------ Texte choisi ------
Synthèse : Un récent rapport
publié par une ONG norvégienne* donne pour la première
fois des estimations chiffrées et une analyse poussée
du phénomène de "déplacement interne"
des populations à l'échelle mondiale. Le nombre global
de ces migrants non expatriés (qui ne sortent pas des frontières
de leur pays) est évalué à plus de 40 millions
pour l'année 2015... Moins visibles que les flux migratoires
classiques, ces mouvements de population ont des répercussions
importantes sur l'environnement social et économique local.
L'ONU définit la notion de déplacement interne comme
" une situation dans laquelle les personnes ont été
contraintes à fuir ou à quitter leur foyer ou lieu de
résidence habituel, à la suite de ou afin d'éviter
les effets des conflits armés, des situations de violence généralisée,
des violations des droits de l'homme et des catastrophes naturelles
et qui ne franchissent pas les frontières de leur Etat
"**.
Selon l'IDMC
(Internal Displacement Monitoring Centre), en 2015 les catastrophes
naturelles (sécheresse en Ethiopie, typhons en Chine, inondations
en Inde et au Bangladesh, tremblement de terre au Népal,...)
ont déplacé pas moins de 19,2 millions de personnes
dans 113 pays, tandis que les conflits armés et les violences
(Moyen-Orient, RDC, Ukraine,...) ont chassé 8,6 millions de
personnes supplémentaires de leur foyer.
A ces deux principales causes s'ajoutent d'autres facteurs pour lesquels
les données chiffrées ne sont pas encore disponibles,
comme les dérèglements dus au réchauffement global,
mais aussi les résultats désastreux de certains projets
de développement publics ou privés (implantations industrielles,
projets urbains, barrages) qui impactent plus ou moins directement
le contexte de vie de certains groupes humains à l'échelle
locale.
------ Extraits d'items ------
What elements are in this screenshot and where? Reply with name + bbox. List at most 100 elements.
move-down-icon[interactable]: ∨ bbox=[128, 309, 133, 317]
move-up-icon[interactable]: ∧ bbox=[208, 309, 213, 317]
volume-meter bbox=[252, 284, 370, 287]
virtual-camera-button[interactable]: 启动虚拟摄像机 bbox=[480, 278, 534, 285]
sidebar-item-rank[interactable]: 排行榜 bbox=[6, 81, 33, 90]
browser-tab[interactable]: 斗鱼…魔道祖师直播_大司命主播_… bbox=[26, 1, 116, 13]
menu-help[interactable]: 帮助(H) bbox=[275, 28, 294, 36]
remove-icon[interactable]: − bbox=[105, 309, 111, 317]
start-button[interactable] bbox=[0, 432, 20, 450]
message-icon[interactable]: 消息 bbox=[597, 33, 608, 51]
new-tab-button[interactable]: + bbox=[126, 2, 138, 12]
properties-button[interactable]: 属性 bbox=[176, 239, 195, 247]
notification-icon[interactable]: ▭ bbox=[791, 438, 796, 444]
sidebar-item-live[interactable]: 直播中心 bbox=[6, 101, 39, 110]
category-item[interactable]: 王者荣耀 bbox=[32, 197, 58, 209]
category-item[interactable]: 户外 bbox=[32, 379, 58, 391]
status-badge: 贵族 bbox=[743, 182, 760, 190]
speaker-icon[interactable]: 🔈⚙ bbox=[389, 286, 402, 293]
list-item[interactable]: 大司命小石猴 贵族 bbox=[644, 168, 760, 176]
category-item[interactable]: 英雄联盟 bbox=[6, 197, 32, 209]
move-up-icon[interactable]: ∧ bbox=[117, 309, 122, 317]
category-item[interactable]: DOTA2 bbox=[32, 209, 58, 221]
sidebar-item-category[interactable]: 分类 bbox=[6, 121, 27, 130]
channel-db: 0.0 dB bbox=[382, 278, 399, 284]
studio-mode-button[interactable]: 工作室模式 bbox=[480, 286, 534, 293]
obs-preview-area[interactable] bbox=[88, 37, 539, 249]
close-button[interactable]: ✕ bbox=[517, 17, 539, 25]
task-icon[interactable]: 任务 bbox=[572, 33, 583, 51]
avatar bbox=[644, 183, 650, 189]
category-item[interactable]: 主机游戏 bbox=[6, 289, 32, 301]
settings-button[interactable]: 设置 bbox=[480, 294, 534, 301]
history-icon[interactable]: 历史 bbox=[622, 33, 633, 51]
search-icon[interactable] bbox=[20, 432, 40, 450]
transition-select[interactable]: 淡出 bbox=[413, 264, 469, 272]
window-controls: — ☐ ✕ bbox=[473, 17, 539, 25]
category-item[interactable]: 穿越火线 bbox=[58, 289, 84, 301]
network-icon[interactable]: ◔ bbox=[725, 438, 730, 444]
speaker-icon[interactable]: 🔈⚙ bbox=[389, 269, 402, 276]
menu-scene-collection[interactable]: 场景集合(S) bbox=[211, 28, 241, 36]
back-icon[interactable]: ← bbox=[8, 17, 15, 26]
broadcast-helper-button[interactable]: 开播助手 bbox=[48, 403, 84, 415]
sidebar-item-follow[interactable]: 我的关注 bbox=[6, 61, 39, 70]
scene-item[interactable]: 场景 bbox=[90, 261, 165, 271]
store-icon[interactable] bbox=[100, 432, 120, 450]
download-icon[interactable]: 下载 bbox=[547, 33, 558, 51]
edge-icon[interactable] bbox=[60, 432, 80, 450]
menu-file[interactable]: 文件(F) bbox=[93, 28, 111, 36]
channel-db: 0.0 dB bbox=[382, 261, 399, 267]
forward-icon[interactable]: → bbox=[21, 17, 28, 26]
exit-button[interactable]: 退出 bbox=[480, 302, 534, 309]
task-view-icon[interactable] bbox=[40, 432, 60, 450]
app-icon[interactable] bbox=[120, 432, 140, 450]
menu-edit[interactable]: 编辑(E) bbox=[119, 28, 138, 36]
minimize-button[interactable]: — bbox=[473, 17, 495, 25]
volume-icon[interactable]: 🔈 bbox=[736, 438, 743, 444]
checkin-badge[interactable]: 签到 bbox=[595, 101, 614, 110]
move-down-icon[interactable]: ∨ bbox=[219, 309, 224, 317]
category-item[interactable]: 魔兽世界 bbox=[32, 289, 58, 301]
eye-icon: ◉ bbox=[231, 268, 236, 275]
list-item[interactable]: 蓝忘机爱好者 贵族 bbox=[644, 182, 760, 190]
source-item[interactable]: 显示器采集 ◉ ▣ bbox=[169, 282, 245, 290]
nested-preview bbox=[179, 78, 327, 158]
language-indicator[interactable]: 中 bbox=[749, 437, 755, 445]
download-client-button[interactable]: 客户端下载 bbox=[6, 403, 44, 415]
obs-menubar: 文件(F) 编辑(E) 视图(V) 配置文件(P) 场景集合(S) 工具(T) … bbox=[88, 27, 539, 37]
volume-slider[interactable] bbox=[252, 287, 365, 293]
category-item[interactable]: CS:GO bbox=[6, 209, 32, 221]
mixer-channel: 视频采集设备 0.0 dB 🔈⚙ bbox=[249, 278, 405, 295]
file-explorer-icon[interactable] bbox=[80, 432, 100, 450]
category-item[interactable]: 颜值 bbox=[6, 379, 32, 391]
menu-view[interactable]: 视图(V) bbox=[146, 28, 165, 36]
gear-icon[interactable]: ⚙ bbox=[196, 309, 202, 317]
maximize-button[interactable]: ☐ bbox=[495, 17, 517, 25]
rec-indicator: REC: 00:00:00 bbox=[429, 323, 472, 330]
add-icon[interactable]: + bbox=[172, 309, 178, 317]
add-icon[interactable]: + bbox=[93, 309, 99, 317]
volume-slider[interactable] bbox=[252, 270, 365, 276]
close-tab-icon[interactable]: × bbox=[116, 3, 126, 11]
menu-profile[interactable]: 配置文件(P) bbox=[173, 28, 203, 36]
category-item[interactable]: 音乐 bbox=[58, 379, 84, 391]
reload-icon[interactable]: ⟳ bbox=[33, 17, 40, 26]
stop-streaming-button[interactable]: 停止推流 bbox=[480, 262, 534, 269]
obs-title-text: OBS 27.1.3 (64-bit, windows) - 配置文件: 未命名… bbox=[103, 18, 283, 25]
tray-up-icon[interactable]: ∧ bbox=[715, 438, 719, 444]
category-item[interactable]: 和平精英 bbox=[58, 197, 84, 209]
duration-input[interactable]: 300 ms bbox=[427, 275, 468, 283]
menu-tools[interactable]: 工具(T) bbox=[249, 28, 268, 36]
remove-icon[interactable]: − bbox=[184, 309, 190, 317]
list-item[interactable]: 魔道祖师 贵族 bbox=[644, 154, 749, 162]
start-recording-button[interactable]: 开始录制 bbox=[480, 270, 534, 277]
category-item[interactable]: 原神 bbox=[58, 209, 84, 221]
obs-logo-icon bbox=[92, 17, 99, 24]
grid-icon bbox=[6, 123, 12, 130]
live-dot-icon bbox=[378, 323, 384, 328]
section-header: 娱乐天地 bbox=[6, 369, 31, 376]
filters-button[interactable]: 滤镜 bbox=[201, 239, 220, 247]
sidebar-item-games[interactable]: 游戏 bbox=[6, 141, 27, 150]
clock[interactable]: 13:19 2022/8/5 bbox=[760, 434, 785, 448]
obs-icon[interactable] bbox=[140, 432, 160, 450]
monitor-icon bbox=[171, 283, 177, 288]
------
Reprenez le passage du texte sur le déplacement interne qui va de "des populations à" jusqu'à "et économique local.", en y remplaçant "flux migratoires" par "courants migratoires".

des populations à l'échelle mondiale. Le nombre global
de ces migrants non expatriés (qui ne sortent pas des frontières
de leur pays) est évalué à plus de 40 millions
pour l'année 2015... Moins visibles que les courants migratoires
classiques, ces mouvements de population ont des répercussions
importantes sur l'environnement social et économique local.